**Problem requirements:** For the records below, say how many lines contain the string "color". Give the number only.

────────────────────

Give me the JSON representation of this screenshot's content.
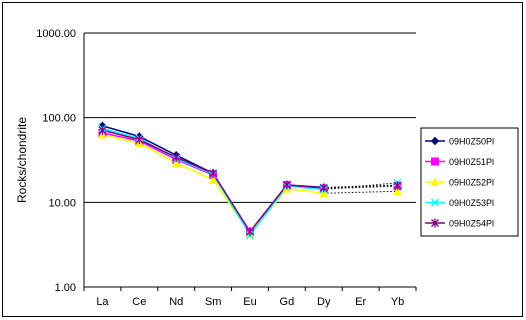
{
  "chart_data": {
    "type": "line",
    "ylabel": "Rocks/chondrite",
    "xlabel": "",
    "title": "",
    "yscale": "log",
    "ylim": [
      1,
      1000
    ],
    "yticks": [
      "1.00",
      "10.00",
      "100.00",
      "1000.00"
    ],
    "ytick_values": [
      1,
      10,
      100,
      1000
    ],
    "categories": [
      "La",
      "Ce",
      "Nd",
      "Sm",
      "Eu",
      "Gd",
      "Dy",
      "Er",
      "Yb"
    ],
    "grid": "horizontal major gridlines",
    "legend_position": "right",
    "gap_segment_style": "dotted line from Dy to Yb (Er missing)",
    "series": [
      {
        "name": "09H0Z50Pl",
        "color": "#000080",
        "marker": "diamond",
        "values": [
          80,
          60,
          36,
          22,
          4.4,
          16,
          15,
          null,
          16
        ]
      },
      {
        "name": "09H0Z51Pl",
        "color": "#ff00ff",
        "marker": "square",
        "values": [
          66,
          53,
          32,
          21,
          4.5,
          16,
          14.5,
          null,
          15.5
        ]
      },
      {
        "name": "09H0Z52Pl",
        "color": "#ffff00",
        "marker": "triangle",
        "values": [
          63,
          50,
          29,
          18.5,
          4.3,
          14.5,
          12.8,
          null,
          13.5
        ]
      },
      {
        "name": "09H0Z53Pl",
        "color": "#00ffff",
        "marker": "x",
        "values": [
          74,
          57,
          33,
          21.5,
          4.1,
          15.5,
          14.2,
          null,
          17
        ]
      },
      {
        "name": "09H0Z54Pl",
        "color": "#800080",
        "marker": "star",
        "values": [
          71,
          55,
          34,
          22,
          4.5,
          16,
          14.8,
          null,
          15.8
        ]
      }
    ]
  }
}
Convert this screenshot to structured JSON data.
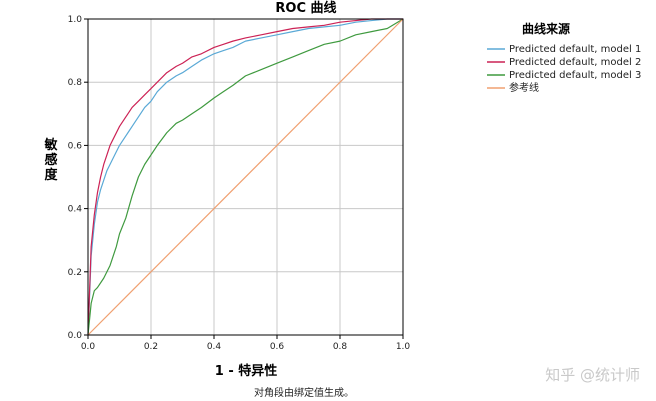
{
  "chart_data": {
    "type": "line",
    "title": "ROC 曲线",
    "xlabel": "1 - 特异性",
    "ylabel": "敏感度",
    "xlim": [
      0,
      1
    ],
    "ylim": [
      0,
      1
    ],
    "xticks": [
      "0.0",
      "0.2",
      "0.4",
      "0.6",
      "0.8",
      "1.0"
    ],
    "yticks": [
      "0.0",
      "0.2",
      "0.4",
      "0.6",
      "0.8",
      "1.0"
    ],
    "grid": true,
    "legend": {
      "title": "曲线来源",
      "placement": "right"
    },
    "footnote": "对角段由绑定值生成。",
    "series": [
      {
        "name": "Predicted default, model 1",
        "color": "#5aa9d6",
        "x": [
          0,
          0.005,
          0.01,
          0.02,
          0.03,
          0.04,
          0.05,
          0.06,
          0.07,
          0.08,
          0.1,
          0.12,
          0.14,
          0.16,
          0.18,
          0.2,
          0.22,
          0.25,
          0.28,
          0.3,
          0.33,
          0.36,
          0.4,
          0.43,
          0.46,
          0.5,
          0.55,
          0.6,
          0.65,
          0.7,
          0.75,
          0.8,
          0.85,
          0.9,
          0.95,
          1.0
        ],
        "y": [
          0,
          0.12,
          0.25,
          0.35,
          0.42,
          0.46,
          0.49,
          0.52,
          0.54,
          0.56,
          0.6,
          0.63,
          0.66,
          0.69,
          0.72,
          0.74,
          0.77,
          0.8,
          0.82,
          0.83,
          0.85,
          0.87,
          0.89,
          0.9,
          0.91,
          0.93,
          0.94,
          0.95,
          0.96,
          0.97,
          0.975,
          0.98,
          0.99,
          0.995,
          1.0,
          1.0
        ]
      },
      {
        "name": "Predicted default, model 2",
        "color": "#cc2255",
        "x": [
          0,
          0.005,
          0.01,
          0.02,
          0.03,
          0.04,
          0.05,
          0.06,
          0.07,
          0.08,
          0.1,
          0.12,
          0.14,
          0.16,
          0.18,
          0.2,
          0.22,
          0.25,
          0.28,
          0.3,
          0.33,
          0.36,
          0.4,
          0.43,
          0.46,
          0.5,
          0.55,
          0.6,
          0.65,
          0.7,
          0.75,
          0.8,
          0.85,
          0.9,
          0.95,
          1.0
        ],
        "y": [
          0,
          0.14,
          0.28,
          0.38,
          0.45,
          0.5,
          0.54,
          0.57,
          0.6,
          0.62,
          0.66,
          0.69,
          0.72,
          0.74,
          0.76,
          0.78,
          0.8,
          0.83,
          0.85,
          0.86,
          0.88,
          0.89,
          0.91,
          0.92,
          0.93,
          0.94,
          0.95,
          0.96,
          0.97,
          0.975,
          0.98,
          0.99,
          0.995,
          1.0,
          1.0,
          1.0
        ]
      },
      {
        "name": "Predicted default, model 3",
        "color": "#3f9a3f",
        "x": [
          0,
          0.005,
          0.01,
          0.02,
          0.03,
          0.05,
          0.07,
          0.09,
          0.1,
          0.12,
          0.14,
          0.16,
          0.18,
          0.2,
          0.22,
          0.25,
          0.28,
          0.3,
          0.33,
          0.36,
          0.4,
          0.43,
          0.46,
          0.5,
          0.55,
          0.6,
          0.65,
          0.7,
          0.75,
          0.8,
          0.85,
          0.9,
          0.95,
          1.0
        ],
        "y": [
          0,
          0.05,
          0.1,
          0.14,
          0.15,
          0.18,
          0.22,
          0.28,
          0.32,
          0.37,
          0.44,
          0.5,
          0.54,
          0.57,
          0.6,
          0.64,
          0.67,
          0.68,
          0.7,
          0.72,
          0.75,
          0.77,
          0.79,
          0.82,
          0.84,
          0.86,
          0.88,
          0.9,
          0.92,
          0.93,
          0.95,
          0.96,
          0.97,
          1.0
        ]
      },
      {
        "name": "参考线",
        "color": "#f0a070",
        "x": [
          0,
          1
        ],
        "y": [
          0,
          1
        ]
      }
    ]
  },
  "watermark": "知乎 @统计师"
}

────────────────────

**Solution to the problem:** 9